__To do__
Among the lines below, how many carry the string "security"? Reply with a number and nothing else.

Task input START

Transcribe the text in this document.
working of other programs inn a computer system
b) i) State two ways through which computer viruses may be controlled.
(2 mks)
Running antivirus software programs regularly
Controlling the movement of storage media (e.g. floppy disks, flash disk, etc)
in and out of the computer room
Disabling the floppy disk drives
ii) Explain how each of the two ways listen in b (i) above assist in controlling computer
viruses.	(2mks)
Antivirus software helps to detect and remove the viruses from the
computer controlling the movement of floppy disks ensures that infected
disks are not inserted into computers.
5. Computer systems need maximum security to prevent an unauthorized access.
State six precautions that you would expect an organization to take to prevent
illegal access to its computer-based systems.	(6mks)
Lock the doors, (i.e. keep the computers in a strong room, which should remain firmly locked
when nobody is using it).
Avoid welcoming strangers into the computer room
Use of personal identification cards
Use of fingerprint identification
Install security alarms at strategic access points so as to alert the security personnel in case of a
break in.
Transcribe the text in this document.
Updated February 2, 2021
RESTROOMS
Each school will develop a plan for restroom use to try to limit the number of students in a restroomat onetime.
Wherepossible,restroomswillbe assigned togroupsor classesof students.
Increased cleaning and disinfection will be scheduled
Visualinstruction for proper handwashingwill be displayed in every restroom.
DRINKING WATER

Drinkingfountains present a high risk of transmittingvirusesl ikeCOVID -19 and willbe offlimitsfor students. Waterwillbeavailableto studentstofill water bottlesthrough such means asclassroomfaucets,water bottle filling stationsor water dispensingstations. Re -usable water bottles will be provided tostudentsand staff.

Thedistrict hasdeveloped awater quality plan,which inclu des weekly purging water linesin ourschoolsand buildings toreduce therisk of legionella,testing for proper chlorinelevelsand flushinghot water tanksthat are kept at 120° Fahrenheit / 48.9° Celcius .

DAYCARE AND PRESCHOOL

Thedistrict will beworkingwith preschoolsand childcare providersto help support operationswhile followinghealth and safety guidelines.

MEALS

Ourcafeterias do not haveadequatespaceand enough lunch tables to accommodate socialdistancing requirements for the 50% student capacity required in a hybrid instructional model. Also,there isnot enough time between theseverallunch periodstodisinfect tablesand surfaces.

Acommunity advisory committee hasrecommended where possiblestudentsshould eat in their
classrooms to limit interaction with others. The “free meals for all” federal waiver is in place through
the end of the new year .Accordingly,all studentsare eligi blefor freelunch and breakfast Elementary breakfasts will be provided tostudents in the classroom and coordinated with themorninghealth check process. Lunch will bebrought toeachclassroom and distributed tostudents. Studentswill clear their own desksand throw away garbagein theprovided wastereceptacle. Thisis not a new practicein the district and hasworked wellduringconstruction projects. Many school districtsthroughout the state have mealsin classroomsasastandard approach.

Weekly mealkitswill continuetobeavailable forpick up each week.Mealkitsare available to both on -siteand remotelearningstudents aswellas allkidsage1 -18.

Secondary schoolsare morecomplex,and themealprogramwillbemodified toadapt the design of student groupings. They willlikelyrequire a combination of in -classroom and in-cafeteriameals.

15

Task input END

__The answer__
2